→ **AIM**
Reproduce each record exactly.

→ **INFORMATION SHOWN**
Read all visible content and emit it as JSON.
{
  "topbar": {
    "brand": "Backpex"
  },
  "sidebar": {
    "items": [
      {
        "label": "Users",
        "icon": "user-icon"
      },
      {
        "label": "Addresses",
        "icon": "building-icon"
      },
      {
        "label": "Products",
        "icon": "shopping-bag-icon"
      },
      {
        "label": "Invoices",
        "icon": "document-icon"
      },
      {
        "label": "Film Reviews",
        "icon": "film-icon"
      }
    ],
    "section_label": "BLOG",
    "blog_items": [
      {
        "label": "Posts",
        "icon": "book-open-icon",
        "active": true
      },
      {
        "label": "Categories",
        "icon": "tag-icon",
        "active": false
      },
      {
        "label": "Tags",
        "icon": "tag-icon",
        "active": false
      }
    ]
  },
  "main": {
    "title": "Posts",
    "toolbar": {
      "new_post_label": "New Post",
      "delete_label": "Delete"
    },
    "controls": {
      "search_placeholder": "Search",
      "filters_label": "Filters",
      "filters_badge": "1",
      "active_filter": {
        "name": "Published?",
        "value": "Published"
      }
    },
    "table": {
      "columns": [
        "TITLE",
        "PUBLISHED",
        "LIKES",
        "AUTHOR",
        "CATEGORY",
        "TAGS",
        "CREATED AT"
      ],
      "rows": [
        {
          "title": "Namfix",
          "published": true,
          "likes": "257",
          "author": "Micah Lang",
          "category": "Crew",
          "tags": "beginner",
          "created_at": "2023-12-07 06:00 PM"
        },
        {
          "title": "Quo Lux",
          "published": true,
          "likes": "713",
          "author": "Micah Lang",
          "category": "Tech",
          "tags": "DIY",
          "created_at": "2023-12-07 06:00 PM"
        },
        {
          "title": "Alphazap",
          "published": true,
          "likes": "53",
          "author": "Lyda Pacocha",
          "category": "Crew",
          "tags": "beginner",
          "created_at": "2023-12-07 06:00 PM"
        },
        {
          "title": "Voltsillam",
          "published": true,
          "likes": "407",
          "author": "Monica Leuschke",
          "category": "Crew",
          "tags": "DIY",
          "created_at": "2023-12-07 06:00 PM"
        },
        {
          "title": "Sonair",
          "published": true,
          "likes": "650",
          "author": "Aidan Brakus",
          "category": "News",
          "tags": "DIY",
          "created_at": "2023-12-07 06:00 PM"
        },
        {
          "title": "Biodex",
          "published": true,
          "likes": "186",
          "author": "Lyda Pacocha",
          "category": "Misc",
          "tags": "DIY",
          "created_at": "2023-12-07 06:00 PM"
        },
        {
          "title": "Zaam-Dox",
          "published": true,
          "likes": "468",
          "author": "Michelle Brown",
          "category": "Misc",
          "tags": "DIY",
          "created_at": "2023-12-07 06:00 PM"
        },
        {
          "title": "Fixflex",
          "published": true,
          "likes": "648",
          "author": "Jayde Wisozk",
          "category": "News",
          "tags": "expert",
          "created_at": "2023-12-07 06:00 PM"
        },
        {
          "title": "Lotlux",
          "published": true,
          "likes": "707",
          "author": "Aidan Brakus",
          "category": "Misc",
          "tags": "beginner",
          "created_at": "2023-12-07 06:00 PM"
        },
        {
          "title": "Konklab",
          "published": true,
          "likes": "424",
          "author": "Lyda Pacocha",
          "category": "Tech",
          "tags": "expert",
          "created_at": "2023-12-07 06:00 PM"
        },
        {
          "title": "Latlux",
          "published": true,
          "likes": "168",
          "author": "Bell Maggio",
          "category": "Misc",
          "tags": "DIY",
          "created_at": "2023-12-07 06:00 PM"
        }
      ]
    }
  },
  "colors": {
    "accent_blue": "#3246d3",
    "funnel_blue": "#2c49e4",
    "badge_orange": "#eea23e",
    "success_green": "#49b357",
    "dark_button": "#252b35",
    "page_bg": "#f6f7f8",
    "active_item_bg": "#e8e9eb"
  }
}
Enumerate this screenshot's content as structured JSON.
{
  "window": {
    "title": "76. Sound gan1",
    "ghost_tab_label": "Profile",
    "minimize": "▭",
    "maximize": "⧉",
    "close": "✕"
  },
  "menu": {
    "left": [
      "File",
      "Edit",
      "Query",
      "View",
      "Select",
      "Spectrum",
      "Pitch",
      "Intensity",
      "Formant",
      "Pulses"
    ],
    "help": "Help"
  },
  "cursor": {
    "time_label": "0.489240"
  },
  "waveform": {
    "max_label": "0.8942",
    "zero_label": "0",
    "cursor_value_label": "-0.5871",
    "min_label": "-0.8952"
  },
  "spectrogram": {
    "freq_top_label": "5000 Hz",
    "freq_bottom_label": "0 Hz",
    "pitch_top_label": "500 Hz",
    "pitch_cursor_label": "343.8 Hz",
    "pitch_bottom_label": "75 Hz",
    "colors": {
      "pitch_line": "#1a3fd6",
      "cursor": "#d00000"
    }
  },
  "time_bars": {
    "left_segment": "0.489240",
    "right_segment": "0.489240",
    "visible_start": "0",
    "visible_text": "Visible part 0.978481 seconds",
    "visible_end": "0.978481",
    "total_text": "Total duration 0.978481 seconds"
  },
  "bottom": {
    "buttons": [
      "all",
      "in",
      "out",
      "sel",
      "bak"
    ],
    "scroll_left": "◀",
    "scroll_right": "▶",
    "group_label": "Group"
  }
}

→ **COMPLETED EXERCISE**
Read all visible content and emit it as JSON.
{
  "topbar": {
    "brand": "Backpex"
  },
  "sidebar": {
    "items": [
      {
        "label": "Users",
        "icon": "user-icon"
      },
      {
        "label": "Addresses",
        "icon": "building-icon"
      },
      {
        "label": "Products",
        "icon": "shopping-bag-icon"
      },
      {
        "label": "Invoices",
        "icon": "document-icon"
      },
      {
        "label": "Film Reviews",
        "icon": "film-icon"
      }
    ],
    "section_label": "BLOG",
    "blog_items": [
      {
        "label": "Posts",
        "icon": "book-open-icon",
        "active": true
      },
      {
        "label": "Categories",
        "icon": "tag-icon",
        "active": false
      },
      {
        "label": "Tags",
        "icon": "tag-icon",
        "active": false
      }
    ]
  },
  "main": {
    "title": "Posts",
    "toolbar": {
      "new_post_label": "New Post",
      "delete_label": "Delete"
    },
    "controls": {
      "search_placeholder": "Search",
      "filters_label": "Filters",
      "filters_badge": "1",
      "active_filter": {
        "name": "Published?",
        "value": "Published"
      }
    },
    "table": {
      "columns": [
        "TITLE",
        "PUBLISHED",
        "LIKES",
        "AUTHOR",
        "CATEGORY",
        "TAGS",
        "CREATED AT"
      ],
      "rows": [
        {
          "title": "Namfix",
          "published": true,
          "likes": "257",
          "author": "Micah Lang",
          "category": "Crew",
          "tags": "beginner",
          "created_at": "2023-12-07 06:00 PM"
        },
        {
          "title": "Quo Lux",
          "published": true,
          "likes": "713",
          "author": "Micah Lang",
          "category": "Tech",
          "tags": "DIY",
          "created_at": "2023-12-07 06:00 PM"
        },
        {
          "title": "Alphazap",
          "published": true,
          "likes": "53",
          "author": "Lyda Pacocha",
          "category": "Crew",
          "tags": "beginner",
          "created_at": "2023-12-07 06:00 PM"
        },
        {
          "title": "Voltsillam",
          "published": true,
          "likes": "407",
          "author": "Monica Leuschke",
          "category": "Crew",
          "tags": "DIY",
          "created_at": "2023-12-07 06:00 PM"
        },
        {
          "title": "Sonair",
          "published": true,
          "likes": "650",
          "author": "Aidan Brakus",
          "category": "News",
          "tags": "DIY",
          "created_at": "2023-12-07 06:00 PM"
        },
        {
          "title": "Biodex",
          "published": true,
          "likes": "186",
          "author": "Lyda Pacocha",
          "category": "Misc",
          "tags": "DIY",
          "created_at": "2023-12-07 06:00 PM"
        },
        {
          "title": "Zaam-Dox",
          "published": true,
          "likes": "468",
          "author": "Michelle Brown",
          "category": "Misc",
          "tags": "DIY",
          "created_at": "2023-12-07 06:00 PM"
        },
        {
          "title": "Fixflex",
          "published": true,
          "likes": "648",
          "author": "Jayde Wisozk",
          "category": "News",
          "tags": "expert",
          "created_at": "2023-12-07 06:00 PM"
        },
        {
          "title": "Lotlux",
          "published": true,
          "likes": "707",
          "author": "Aidan Brakus",
          "category": "Misc",
          "tags": "beginner",
          "created_at": "2023-12-07 06:00 PM"
        },
        {
          "title": "Konklab",
          "published": true,
          "likes": "424",
          "author": "Lyda Pacocha",
          "category": "Tech",
          "tags": "expert",
          "created_at": "2023-12-07 06:00 PM"
        },
        {
          "title": "Latlux",
          "published": true,
          "likes": "168",
          "author": "Bell Maggio",
          "category": "Misc",
          "tags": "DIY",
          "created_at": "2023-12-07 06:00 PM"
        }
      ]
    }
  },
  "colors": {
    "accent_blue": "#3246d3",
    "funnel_blue": "#2c49e4",
    "badge_orange": "#eea23e",
    "success_green": "#49b357",
    "dark_button": "#252b35",
    "page_bg": "#f6f7f8",
    "active_item_bg": "#e8e9eb"
  }
}
Enumerate this screenshot's content as structured JSON.
{
  "window": {
    "title": "76. Sound gan1",
    "ghost_tab_label": "Profile",
    "minimize": "▭",
    "maximize": "⧉",
    "close": "✕"
  },
  "menu": {
    "left": [
      "File",
      "Edit",
      "Query",
      "View",
      "Select",
      "Spectrum",
      "Pitch",
      "Intensity",
      "Formant",
      "Pulses"
    ],
    "help": "Help"
  },
  "cursor": {
    "time_label": "0.489240"
  },
  "waveform": {
    "max_label": "0.8942",
    "zero_label": "0",
    "cursor_value_label": "-0.5871",
    "min_label": "-0.8952"
  },
  "spectrogram": {
    "freq_top_label": "5000 Hz",
    "freq_bottom_label": "0 Hz",
    "pitch_top_label": "500 Hz",
    "pitch_cursor_label": "343.8 Hz",
    "pitch_bottom_label": "75 Hz",
    "colors": {
      "pitch_line": "#1a3fd6",
      "cursor": "#d00000"
    }
  },
  "time_bars": {
    "left_segment": "0.489240",
    "right_segment": "0.489240",
    "visible_start": "0",
    "visible_text": "Visible part 0.978481 seconds",
    "visible_end": "0.978481",
    "total_text": "Total duration 0.978481 seconds"
  },
  "bottom": {
    "buttons": [
      "all",
      "in",
      "out",
      "sel",
      "bak"
    ],
    "scroll_left": "◀",
    "scroll_right": "▶",
    "group_label": "Group"
  }
}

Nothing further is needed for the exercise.